Work to be completed: In the data below, find each line containing the string "მართვის" and return it.

[Dataset items]
--- Start ---
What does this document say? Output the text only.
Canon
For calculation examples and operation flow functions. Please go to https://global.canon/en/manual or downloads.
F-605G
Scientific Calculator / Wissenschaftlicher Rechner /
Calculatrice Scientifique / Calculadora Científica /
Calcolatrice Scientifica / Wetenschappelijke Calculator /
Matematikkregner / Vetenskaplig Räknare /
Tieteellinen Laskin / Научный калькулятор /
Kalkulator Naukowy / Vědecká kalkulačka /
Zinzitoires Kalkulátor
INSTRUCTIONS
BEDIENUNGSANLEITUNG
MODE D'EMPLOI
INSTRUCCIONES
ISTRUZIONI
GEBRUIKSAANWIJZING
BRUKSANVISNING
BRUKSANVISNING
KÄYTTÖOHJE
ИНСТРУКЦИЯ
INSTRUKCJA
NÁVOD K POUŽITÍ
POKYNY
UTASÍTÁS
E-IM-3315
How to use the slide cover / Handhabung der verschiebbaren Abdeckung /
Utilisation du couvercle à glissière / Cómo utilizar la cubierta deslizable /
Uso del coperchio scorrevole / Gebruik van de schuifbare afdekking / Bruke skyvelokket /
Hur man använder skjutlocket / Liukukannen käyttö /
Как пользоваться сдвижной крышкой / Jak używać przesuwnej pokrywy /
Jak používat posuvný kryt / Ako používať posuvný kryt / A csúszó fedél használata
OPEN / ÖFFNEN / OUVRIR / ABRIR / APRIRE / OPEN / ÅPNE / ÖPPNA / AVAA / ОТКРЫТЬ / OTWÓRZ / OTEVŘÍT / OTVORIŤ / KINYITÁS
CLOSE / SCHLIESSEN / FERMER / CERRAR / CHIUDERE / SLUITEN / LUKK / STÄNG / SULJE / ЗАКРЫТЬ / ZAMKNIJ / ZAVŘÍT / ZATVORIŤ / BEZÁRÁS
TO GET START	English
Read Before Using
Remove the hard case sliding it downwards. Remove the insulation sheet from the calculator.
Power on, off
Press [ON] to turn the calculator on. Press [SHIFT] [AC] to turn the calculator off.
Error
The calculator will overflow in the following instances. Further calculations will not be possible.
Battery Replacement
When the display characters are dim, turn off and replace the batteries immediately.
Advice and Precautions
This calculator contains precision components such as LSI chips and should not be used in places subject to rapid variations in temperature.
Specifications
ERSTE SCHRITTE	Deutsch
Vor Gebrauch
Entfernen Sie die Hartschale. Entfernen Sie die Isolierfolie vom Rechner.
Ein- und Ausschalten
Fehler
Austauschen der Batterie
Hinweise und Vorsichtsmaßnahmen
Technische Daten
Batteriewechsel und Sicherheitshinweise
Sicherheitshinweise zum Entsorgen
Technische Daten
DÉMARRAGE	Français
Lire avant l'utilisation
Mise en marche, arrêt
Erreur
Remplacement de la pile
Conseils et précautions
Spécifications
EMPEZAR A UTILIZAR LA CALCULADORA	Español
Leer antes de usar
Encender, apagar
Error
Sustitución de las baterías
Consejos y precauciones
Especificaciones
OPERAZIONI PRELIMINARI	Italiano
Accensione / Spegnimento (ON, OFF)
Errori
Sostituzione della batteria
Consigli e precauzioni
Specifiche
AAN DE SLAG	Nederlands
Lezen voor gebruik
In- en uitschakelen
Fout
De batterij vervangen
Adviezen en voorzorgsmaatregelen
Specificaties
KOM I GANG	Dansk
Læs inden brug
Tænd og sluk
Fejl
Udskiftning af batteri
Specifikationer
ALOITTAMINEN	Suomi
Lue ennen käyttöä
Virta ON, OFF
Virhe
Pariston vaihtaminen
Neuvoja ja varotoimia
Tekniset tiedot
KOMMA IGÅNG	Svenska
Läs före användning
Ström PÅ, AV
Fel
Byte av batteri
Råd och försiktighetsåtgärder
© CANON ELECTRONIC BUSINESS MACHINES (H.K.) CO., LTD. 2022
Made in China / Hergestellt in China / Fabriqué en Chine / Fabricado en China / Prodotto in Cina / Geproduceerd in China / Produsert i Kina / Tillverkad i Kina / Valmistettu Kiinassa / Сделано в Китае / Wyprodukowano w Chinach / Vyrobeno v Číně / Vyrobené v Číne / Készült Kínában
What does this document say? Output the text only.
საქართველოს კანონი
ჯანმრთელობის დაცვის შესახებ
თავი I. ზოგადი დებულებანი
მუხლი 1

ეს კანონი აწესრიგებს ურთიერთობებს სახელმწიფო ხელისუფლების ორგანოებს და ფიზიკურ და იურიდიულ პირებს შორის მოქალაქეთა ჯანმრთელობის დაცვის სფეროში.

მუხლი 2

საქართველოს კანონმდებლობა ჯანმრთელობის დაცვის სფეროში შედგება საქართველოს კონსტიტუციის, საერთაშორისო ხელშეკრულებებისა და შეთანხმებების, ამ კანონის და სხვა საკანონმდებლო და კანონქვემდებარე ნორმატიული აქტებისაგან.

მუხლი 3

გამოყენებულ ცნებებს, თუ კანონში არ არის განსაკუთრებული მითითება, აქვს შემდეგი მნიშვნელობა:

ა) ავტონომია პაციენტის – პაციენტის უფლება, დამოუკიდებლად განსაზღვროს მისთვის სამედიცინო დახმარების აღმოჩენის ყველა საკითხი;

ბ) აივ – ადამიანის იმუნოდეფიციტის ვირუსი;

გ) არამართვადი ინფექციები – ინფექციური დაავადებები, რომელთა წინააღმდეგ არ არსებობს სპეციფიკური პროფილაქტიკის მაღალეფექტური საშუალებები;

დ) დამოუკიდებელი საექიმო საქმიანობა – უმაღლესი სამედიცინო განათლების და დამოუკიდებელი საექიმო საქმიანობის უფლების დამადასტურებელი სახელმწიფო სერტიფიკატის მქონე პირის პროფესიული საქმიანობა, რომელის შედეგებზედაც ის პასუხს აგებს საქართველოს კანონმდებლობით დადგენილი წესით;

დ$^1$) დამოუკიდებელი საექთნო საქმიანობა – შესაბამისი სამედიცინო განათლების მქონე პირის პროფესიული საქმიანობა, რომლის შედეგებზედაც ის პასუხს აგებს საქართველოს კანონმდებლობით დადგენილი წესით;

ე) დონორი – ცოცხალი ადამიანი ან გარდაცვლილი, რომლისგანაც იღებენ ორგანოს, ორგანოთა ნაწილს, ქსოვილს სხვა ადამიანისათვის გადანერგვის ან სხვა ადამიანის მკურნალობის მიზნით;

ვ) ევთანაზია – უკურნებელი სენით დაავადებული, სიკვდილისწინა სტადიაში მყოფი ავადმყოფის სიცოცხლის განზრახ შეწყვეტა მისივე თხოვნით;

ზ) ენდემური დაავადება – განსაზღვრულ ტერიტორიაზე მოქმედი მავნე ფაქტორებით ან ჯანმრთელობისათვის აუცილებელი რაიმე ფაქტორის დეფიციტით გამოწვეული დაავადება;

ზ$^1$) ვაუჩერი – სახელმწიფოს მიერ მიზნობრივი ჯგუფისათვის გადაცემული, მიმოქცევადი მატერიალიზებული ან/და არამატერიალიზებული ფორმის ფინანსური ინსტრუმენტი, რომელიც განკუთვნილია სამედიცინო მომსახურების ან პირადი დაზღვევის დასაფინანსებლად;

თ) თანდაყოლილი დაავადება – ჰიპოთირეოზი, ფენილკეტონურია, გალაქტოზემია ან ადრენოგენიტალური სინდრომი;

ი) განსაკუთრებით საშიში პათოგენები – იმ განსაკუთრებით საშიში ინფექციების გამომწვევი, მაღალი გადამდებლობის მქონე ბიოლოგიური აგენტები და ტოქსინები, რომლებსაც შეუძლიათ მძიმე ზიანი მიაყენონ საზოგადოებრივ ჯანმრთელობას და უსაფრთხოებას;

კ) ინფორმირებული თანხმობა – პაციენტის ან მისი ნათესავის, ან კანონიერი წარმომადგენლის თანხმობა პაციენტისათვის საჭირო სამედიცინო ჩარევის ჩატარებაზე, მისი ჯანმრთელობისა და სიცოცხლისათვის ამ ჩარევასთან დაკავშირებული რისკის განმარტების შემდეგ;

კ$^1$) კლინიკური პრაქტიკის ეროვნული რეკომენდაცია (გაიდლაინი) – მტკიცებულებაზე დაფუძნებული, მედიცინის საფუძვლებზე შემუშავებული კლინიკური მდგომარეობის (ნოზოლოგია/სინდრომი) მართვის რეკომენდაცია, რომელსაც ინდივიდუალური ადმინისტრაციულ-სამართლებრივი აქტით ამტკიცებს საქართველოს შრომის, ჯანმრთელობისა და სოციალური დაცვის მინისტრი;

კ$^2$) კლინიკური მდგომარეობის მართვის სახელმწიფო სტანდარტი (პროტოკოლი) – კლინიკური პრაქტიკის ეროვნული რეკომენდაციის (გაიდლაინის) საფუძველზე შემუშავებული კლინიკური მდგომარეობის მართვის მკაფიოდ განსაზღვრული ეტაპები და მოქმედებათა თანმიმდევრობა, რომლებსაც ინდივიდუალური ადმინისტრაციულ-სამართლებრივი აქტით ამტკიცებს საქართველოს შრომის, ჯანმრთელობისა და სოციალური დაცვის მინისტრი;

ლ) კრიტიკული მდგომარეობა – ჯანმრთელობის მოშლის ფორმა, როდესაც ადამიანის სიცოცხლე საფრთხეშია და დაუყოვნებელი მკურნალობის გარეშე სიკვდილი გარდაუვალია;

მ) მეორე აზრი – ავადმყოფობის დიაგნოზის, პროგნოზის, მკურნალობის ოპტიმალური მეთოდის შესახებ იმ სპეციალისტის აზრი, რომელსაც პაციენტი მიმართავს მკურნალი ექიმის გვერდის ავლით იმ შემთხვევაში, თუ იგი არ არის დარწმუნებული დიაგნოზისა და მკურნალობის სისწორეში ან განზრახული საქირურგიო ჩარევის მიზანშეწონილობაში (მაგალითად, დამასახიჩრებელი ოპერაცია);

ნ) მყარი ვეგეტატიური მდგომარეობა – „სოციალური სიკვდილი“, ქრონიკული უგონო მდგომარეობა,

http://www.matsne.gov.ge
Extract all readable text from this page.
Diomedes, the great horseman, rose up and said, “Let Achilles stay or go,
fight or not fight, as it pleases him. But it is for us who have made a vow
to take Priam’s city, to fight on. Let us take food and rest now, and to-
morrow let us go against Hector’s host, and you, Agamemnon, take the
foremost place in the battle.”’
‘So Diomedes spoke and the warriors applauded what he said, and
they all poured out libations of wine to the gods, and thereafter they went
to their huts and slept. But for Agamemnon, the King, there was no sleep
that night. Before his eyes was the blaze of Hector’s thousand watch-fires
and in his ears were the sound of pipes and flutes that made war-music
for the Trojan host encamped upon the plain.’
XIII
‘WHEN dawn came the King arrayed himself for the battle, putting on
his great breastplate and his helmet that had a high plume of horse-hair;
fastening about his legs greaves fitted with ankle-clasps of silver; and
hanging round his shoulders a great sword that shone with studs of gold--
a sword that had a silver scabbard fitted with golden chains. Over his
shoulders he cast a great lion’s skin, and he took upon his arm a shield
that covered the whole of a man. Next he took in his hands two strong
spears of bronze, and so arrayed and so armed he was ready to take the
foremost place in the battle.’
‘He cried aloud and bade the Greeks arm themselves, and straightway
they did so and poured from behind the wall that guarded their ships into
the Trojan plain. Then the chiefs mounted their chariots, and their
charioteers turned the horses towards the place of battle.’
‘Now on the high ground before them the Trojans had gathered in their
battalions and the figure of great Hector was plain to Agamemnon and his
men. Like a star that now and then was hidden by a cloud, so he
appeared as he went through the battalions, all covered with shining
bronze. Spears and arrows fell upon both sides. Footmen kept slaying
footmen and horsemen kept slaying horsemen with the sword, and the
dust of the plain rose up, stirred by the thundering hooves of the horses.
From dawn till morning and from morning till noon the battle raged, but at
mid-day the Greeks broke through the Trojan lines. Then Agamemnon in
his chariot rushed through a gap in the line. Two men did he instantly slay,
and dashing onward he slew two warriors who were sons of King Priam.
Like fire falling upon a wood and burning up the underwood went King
--- End ---
Exercise response:
კ$^1$) კლინიკური პრაქტიკის ეროვნული რეკომენდაცია (გაიდლაინი) – მტკიცებულებაზე დაფუძნებული, მედიცინის საფუძვლებზე შემუშავებული კლინიკური მდგომარეობის (ნოზოლოგია/სინდრომი) მართვის რეკომენდაცია, რომელსაც ინდივიდუალური ადმინისტრაციულ-სამართლებრივი აქტით ამტკიცებს საქართველოს შრომის, ჯანმრთელობისა და სოციალური დაცვის მინისტრი;
კ$^2$) კლინიკური მდგომარეობის მართვის სახელმწიფო სტანდარტი (პროტოკოლი) – კლინიკური პრაქტიკის ეროვნული რეკომენდაციის (გაიდლაინის) საფუძველზე შემუშავებული კლინიკური მდგომარეობის მართვის მკაფიოდ განსაზღვრული ეტაპები და მოქმედებათა თანმიმდევრობა, რომლებსაც ინდივიდუალური ადმინისტრაციულ-სამართლებრივი აქტით ამტკიცებს საქართველოს შრომის, ჯანმრთელობისა და სოციალური დაცვის მინისტრი;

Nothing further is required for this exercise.